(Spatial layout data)
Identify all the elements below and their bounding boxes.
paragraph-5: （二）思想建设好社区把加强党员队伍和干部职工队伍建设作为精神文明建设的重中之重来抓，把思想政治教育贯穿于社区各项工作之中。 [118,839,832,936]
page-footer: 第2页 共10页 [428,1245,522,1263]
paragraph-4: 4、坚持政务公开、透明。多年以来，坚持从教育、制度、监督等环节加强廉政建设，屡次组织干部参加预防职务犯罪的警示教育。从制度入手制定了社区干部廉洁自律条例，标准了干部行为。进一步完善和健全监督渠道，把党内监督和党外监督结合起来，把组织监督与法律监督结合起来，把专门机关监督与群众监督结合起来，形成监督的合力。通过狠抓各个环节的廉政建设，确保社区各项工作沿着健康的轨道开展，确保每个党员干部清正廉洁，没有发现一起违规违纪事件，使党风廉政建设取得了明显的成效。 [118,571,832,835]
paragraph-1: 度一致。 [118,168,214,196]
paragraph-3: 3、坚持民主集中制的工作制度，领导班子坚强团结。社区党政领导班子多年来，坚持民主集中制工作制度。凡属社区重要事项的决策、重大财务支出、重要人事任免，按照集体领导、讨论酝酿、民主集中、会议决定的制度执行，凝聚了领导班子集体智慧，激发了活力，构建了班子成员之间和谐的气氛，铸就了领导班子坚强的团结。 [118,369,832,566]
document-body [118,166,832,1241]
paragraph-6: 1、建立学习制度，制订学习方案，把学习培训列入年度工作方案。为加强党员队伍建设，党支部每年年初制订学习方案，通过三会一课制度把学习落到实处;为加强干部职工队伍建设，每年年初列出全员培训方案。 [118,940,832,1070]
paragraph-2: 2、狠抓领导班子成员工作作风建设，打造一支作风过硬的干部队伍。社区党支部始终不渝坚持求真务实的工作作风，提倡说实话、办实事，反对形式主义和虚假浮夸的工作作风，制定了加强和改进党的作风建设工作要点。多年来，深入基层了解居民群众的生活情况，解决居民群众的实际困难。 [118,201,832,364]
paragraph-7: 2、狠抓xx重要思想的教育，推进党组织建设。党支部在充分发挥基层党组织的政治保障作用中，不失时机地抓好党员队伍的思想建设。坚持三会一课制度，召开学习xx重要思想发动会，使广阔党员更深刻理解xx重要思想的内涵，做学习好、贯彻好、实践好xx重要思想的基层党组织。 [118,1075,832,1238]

**PROBLEM**:
Reproduce every line of the data above character for character, changing nothing.

**RESULT OF THIS EXERCISE**:
Identify all the elements below and their bounding boxes.
paragraph-5: （二）思想建设好社区把加强党员队伍和干部职工队伍建设作为精神文明建设的重中之重来抓，把思想政治教育贯穿于社区各项工作之中。 [118,839,832,936]
page-footer: 第2页 共10页 [428,1245,522,1263]
paragraph-4: 4、坚持政务公开、透明。多年以来，坚持从教育、制度、监督等环节加强廉政建设，屡次组织干部参加预防职务犯罪的警示教育。从制度入手制定了社区干部廉洁自律条例，标准了干部行为。进一步完善和健全监督渠道，把党内监督和党外监督结合起来，把组织监督与法律监督结合起来，把专门机关监督与群众监督结合起来，形成监督的合力。通过狠抓各个环节的廉政建设，确保社区各项工作沿着健康的轨道开展，确保每个党员干部清正廉洁，没有发现一起违规违纪事件，使党风廉政建设取得了明显的成效。 [118,571,832,835]
paragraph-1: 度一致。 [118,168,214,196]
paragraph-3: 3、坚持民主集中制的工作制度，领导班子坚强团结。社区党政领导班子多年来，坚持民主集中制工作制度。凡属社区重要事项的决策、重大财务支出、重要人事任免，按照集体领导、讨论酝酿、民主集中、会议决定的制度执行，凝聚了领导班子集体智慧，激发了活力，构建了班子成员之间和谐的气氛，铸就了领导班子坚强的团结。 [118,369,832,566]
document-body [118,166,832,1241]
paragraph-6: 1、建立学习制度，制订学习方案，把学习培训列入年度工作方案。为加强党员队伍建设，党支部每年年初制订学习方案，通过三会一课制度把学习落到实处;为加强干部职工队伍建设，每年年初列出全员培训方案。 [118,940,832,1070]
paragraph-2: 2、狠抓领导班子成员工作作风建设，打造一支作风过硬的干部队伍。社区党支部始终不渝坚持求真务实的工作作风，提倡说实话、办实事，反对形式主义和虚假浮夸的工作作风，制定了加强和改进党的作风建设工作要点。多年来，深入基层了解居民群众的生活情况，解决居民群众的实际困难。 [118,201,832,364]
paragraph-7: 2、狠抓xx重要思想的教育，推进党组织建设。党支部在充分发挥基层党组织的政治保障作用中，不失时机地抓好党员队伍的思想建设。坚持三会一课制度，召开学习xx重要思想发动会，使广阔党员更深刻理解xx重要思想的内涵，做学习好、贯彻好、实践好xx重要思想的基层党组织。 [118,1075,832,1238]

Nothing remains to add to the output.